◆ **指示**: 『戦国策』斉策「王建」の読み解きを、最後の文の後から書き継いでください。

◆ **ページ本文**:

##########

いつか書きたい三国志

『戦国策』斉策 王建を読む

新釈漢文大系(明治書院)を参考にしています。学問的な手続ではなく、『戦国策』の概略を知るための「ななめ読み」です。

『戦国策』斉策 王建

王建 王建は、斉の襄王の子。田斉(国名)は、王建に至って滅んだ。ただ王建と称して、諡号がない。王建の元年は、周のたん王の五十一年(前264年)から。秦兵が斉を攻撃すると、王建は「相后勝の計」を聞いて、戦わずに秦王政に降服した。

167秦攻趙長平

秦攻趙長平,齊、楚救之。秦計曰:「齊、楚救趙,親,則將退兵;不親,則且遂攻之。」趙無以食,請粟於齊,而齊不聽。蘇秦謂齊王曰:「不如聽之以卻秦兵,不聽則秦兵不卻,是秦之計中,而齊、燕之計過矣。且趙之於燕、齊,隱蔽也,齒之有脣也,脣亡則齒寒。今日亡趙,則明日及齊、楚矣。且夫救趙之務,宜若奉漏壅,沃焦釜。夫救趙,高義也;卻秦兵,顯名也。義救亡趙,威卻強秦兵,不務為此,而務愛粟,則為國計者過矣。」

秦が、趙の長平を攻撃した。斉・燕は、趙を救援した。秦は、それを妨げる計画を立てた。「もしも斉と燕が、趙と本当に親密ならば、秦軍は撤退しよう」と。趙では食糧がなくなったが、斉は援助を断った。

##########

◆ **表示項目**:
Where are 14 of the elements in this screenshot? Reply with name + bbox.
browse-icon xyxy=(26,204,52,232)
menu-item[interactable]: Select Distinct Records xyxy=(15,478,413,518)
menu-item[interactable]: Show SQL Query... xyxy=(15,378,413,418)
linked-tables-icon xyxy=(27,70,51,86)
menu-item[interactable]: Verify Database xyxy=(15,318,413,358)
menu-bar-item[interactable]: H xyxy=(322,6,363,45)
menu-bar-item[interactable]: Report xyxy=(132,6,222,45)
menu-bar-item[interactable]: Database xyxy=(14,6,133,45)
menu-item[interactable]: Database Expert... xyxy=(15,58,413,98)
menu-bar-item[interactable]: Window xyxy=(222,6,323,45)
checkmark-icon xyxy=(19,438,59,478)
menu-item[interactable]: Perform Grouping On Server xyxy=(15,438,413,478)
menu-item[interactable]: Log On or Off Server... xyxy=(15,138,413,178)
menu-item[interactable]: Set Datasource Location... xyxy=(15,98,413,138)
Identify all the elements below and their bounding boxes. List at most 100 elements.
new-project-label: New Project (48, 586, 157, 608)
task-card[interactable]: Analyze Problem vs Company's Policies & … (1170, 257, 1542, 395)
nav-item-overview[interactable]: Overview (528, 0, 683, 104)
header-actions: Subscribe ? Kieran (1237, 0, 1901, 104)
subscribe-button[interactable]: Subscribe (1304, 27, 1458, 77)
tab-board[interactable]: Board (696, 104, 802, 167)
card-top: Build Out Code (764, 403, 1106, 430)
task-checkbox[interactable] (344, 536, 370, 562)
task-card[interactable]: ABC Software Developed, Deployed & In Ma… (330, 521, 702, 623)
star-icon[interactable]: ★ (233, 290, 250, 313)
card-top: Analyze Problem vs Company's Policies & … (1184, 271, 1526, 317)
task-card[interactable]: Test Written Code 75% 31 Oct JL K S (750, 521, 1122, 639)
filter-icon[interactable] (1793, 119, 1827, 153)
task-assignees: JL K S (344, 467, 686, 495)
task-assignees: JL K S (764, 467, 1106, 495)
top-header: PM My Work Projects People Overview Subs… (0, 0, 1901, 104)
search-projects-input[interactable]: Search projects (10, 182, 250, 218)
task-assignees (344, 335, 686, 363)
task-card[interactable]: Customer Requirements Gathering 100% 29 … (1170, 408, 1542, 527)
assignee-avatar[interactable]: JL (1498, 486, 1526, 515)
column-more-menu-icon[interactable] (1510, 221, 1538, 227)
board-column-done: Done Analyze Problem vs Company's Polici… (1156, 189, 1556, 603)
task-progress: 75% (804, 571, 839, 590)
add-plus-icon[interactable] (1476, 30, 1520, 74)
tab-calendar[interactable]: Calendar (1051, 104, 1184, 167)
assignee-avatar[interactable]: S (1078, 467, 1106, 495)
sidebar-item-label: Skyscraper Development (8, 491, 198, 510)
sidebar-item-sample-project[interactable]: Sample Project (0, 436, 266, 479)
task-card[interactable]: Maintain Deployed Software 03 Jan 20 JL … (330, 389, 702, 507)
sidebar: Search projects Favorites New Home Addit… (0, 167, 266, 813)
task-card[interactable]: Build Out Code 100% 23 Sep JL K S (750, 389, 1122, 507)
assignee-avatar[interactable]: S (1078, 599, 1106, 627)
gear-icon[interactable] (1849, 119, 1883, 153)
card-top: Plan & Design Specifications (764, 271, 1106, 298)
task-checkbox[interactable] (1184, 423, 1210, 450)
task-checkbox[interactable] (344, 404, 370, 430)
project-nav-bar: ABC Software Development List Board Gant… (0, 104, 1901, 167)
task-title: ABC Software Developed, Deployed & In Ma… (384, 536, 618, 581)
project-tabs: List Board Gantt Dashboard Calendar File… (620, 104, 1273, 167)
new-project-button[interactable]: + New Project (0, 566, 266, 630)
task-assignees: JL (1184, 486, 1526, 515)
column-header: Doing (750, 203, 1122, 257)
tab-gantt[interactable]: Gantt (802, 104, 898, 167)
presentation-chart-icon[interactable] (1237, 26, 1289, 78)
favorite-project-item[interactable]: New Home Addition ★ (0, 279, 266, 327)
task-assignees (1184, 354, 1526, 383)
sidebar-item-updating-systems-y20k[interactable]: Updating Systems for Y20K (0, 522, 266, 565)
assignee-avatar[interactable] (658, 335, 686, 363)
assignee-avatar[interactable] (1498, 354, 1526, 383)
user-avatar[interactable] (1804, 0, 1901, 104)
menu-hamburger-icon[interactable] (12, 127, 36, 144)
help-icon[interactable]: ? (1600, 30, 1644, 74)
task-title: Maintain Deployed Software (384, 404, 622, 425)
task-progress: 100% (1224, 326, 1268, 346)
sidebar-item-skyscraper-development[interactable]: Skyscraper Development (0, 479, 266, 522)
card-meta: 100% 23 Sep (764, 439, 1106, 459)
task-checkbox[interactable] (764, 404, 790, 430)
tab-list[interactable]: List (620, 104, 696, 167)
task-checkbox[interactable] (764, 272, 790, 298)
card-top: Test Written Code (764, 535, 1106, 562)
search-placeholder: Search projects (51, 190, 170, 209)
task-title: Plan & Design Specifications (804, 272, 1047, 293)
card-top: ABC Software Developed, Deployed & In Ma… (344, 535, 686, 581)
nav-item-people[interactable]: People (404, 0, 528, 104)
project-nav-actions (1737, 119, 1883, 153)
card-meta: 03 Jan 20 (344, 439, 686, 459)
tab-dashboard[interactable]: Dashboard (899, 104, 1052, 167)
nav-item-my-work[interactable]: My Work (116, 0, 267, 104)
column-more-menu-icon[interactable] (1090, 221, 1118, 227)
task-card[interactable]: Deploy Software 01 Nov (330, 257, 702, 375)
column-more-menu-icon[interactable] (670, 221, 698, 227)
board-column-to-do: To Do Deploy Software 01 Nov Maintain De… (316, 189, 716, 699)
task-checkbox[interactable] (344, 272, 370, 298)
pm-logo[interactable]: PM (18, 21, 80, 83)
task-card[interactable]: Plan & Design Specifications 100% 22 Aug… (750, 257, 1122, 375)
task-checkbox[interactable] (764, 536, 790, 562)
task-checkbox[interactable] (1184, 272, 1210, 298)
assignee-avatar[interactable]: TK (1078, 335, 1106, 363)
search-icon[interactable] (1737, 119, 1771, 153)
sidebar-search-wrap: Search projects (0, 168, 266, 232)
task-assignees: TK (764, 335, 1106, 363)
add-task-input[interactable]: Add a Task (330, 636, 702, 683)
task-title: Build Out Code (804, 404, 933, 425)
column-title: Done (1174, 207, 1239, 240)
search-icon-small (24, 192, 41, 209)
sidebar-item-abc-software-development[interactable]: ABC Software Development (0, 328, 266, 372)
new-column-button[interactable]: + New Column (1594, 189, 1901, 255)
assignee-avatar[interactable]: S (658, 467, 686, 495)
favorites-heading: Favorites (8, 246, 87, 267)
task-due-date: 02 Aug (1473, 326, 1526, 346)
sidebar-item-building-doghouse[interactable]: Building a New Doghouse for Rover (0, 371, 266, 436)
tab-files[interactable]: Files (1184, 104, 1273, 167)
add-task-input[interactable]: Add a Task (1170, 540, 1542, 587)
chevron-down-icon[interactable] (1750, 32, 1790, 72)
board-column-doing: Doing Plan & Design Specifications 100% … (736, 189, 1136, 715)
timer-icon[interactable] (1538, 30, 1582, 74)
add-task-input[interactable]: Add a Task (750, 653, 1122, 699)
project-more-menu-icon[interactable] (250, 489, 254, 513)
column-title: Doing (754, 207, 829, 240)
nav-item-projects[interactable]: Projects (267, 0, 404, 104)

##########

◆ **以下出力**:
蘇子が、斉王建に言った。「趙の要望を聞いて、秦軍を撤退させるのがよい。もし趙を援助しなければ、秦軍は趙の攻略をねばります。しかも趙は、斉・燕にとって自国の防波堤として利用できます。秦が趙を破れば、斉・燕が危うくなります」と。

168或謂齊王

或謂齊王曰:「周、韓西有強秦,東有趙、魏。秦伐周、韓之西,趙、魏不伐,周、韓為割,韓卻周害也。及韓卻周割之,趙、魏亦不免與秦為患矣。①今齊、秦伐趙、魏,則亦不果②於趙、魏之應秦而伐周、韓。令齊入於秦而伐趙、魏,趙、魏亡之後,秦東面而伐齊,齊安得救天下乎!」

ある男が斉王建にいう。「周・韓は弱国で、東北に趙・魏がおり、西方に秦がいます。いま秦が周・韓を攻撃すれば、趙・魏が手を下さなくても負けます。周・韓が負ければ、趙・魏が秦から脅かされます。
①斉が秦に協力し、趙・魏を攻撃することは、②趙・魏が秦に呼応して、周・韓を攻撃することと構造が同じです。斉が秦に味方し、趙・魏を滅ぼせば、つぎは秦が斉を攻撃するでしょう」と。

秦)周・韓)趙・魏)斉
という順序になっている。挟み撃ちをしているつもりが、けっきょくは強大化した秦に自分も攻撃されるのだから、秦に協力してはいけない。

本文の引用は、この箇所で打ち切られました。